+++ DATASET RECORDS +++
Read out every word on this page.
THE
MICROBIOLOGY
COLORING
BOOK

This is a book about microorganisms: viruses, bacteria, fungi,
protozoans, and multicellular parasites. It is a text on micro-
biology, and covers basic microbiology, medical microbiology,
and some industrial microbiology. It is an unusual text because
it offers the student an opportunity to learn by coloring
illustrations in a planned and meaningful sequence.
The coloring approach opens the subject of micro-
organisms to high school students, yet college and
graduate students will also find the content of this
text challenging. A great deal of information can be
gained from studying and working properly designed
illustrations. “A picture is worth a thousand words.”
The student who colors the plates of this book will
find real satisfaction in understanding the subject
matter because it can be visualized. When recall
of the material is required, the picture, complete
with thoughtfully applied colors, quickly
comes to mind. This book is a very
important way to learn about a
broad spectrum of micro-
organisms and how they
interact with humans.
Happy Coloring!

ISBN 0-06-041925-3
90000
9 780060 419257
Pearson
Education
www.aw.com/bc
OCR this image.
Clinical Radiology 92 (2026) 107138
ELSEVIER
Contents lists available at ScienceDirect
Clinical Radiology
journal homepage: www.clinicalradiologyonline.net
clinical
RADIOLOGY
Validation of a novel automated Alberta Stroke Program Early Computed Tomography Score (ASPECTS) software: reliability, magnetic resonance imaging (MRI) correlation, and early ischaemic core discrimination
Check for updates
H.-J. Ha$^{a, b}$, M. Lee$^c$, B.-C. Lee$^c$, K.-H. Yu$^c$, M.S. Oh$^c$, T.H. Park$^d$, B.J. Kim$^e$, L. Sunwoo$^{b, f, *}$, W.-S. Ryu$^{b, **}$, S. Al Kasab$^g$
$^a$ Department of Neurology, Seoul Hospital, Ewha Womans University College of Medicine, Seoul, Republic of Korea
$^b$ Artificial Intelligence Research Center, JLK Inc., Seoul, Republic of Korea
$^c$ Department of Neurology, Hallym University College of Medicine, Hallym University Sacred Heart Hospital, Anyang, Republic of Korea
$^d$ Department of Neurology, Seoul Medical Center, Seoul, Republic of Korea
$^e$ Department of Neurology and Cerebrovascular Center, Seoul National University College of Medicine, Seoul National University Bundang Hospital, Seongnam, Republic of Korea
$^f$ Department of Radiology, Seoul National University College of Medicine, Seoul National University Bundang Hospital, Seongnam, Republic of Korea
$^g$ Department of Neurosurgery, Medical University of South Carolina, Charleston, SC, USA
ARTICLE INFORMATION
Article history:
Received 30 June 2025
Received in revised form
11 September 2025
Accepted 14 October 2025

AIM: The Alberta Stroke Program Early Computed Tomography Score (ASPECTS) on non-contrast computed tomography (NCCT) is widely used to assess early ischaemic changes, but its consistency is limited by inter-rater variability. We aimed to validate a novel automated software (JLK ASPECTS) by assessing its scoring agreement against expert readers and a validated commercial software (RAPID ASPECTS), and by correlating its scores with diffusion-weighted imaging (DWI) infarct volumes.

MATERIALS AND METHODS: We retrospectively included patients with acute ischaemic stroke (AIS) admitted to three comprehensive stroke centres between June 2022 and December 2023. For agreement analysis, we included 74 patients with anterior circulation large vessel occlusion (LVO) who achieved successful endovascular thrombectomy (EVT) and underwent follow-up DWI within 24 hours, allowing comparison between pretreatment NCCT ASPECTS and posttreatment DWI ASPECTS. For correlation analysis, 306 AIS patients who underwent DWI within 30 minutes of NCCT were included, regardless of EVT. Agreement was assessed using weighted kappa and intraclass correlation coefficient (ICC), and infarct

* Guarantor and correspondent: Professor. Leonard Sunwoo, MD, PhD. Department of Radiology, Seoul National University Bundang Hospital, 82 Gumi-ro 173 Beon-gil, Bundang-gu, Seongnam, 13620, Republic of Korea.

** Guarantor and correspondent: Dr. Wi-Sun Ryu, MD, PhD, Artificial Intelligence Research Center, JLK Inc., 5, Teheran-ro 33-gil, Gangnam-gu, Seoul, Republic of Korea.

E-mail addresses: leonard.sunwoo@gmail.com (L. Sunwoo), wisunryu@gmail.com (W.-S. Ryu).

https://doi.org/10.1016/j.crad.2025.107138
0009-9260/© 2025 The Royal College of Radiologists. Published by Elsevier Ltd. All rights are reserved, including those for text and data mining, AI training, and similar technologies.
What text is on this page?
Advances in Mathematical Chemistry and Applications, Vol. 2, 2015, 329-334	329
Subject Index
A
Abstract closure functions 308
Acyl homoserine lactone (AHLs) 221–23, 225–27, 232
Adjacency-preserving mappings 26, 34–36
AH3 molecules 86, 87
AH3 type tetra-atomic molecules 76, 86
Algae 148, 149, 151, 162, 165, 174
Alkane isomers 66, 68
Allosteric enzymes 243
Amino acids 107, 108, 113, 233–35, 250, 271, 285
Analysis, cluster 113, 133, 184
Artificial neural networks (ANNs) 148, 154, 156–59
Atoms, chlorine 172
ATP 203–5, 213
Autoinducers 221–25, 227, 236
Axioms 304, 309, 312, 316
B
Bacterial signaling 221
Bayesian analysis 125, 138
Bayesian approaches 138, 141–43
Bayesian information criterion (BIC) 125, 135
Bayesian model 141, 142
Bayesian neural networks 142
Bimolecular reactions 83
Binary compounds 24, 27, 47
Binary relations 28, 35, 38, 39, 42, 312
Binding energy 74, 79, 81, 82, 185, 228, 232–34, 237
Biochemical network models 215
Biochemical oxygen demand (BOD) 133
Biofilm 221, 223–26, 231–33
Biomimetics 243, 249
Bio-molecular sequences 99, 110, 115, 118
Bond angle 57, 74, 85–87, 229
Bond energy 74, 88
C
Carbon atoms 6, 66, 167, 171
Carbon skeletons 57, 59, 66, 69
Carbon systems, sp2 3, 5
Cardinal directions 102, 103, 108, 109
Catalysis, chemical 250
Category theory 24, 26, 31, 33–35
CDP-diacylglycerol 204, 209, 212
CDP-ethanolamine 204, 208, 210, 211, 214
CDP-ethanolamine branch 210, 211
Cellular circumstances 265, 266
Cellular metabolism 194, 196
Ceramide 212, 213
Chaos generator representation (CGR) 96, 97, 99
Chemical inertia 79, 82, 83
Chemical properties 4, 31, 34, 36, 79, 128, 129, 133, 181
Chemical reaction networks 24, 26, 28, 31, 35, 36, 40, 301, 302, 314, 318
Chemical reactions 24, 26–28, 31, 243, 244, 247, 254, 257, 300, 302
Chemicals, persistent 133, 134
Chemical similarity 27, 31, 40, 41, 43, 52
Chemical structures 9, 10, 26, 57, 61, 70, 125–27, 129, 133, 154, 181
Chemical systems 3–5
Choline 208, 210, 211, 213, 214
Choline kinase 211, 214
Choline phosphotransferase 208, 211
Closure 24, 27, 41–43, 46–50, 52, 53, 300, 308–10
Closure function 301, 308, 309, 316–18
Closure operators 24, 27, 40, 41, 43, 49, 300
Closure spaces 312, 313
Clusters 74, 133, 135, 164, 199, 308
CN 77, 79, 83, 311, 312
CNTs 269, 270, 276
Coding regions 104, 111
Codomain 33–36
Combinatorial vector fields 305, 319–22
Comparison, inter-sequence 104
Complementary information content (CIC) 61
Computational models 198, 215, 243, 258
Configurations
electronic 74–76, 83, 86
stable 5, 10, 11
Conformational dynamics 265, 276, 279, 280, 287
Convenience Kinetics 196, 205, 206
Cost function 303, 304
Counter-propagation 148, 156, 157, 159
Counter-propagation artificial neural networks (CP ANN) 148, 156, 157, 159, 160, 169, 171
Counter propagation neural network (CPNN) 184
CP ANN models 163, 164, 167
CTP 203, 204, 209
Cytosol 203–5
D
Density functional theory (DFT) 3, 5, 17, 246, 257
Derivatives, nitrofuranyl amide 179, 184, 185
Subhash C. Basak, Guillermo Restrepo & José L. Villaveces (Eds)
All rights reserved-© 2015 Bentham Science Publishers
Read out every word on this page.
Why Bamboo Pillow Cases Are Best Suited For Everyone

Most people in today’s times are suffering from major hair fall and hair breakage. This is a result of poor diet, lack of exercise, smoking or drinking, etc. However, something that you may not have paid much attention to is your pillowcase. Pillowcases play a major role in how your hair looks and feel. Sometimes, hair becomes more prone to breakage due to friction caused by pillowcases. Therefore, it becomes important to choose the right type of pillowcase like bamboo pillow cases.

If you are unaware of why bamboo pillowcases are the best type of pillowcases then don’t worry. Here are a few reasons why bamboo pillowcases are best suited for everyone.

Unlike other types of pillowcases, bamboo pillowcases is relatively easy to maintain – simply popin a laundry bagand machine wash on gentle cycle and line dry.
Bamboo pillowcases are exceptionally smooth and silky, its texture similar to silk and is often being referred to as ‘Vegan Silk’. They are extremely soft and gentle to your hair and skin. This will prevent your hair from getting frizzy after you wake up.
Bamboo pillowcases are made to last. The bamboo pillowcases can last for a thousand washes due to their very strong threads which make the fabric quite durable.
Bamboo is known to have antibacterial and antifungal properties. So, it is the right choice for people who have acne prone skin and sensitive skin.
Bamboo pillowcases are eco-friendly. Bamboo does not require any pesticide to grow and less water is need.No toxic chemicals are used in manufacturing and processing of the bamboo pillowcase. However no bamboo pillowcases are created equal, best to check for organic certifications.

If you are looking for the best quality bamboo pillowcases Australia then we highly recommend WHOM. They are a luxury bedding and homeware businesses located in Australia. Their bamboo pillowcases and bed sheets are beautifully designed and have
+++
• INSTRUCTIONS FOR THE TASK
Search the entries above for the word "ischaemic", and copy every line where it occurs.

• WRITTEN REPLY
Validation of a novel automated Alberta Stroke Program Early Computed Tomography Score (ASPECTS) software: reliability, magnetic resonance imaging (MRI) correlation, and early ischaemic core discrimination
AIM: The Alberta Stroke Program Early Computed Tomography Score (ASPECTS) on non-contrast computed tomography (NCCT) is widely used to assess early ischaemic changes, but its consistency is limited by inter-rater variability. We aimed to validate a novel automated software (JLK ASPECTS) by assessing its scoring agreement against expert readers and a validated commercial software (RAPID ASPECTS), and by correlating its scores with diffusion-weighted imaging (DWI) infarct volumes.
MATERIALS AND METHODS: We retrospectively included patients with acute ischaemic stroke (AIS) admitted to three comprehensive stroke centres between June 2022 and December 2023. For agreement analysis, we included 74 patients with anterior circulation large vessel occlusion (LVO) who achieved successful endovascular thrombectomy (EVT) and underwent follow-up DWI within 24 hours, allowing comparison between pretreatment NCCT ASPECTS and posttreatment DWI ASPECTS. For correlation analysis, 306 AIS patients who underwent DWI within 30 minutes of NCCT were included, regardless of EVT. Agreement was assessed using weighted kappa and intraclass correlation coefficient (ICC), and infarct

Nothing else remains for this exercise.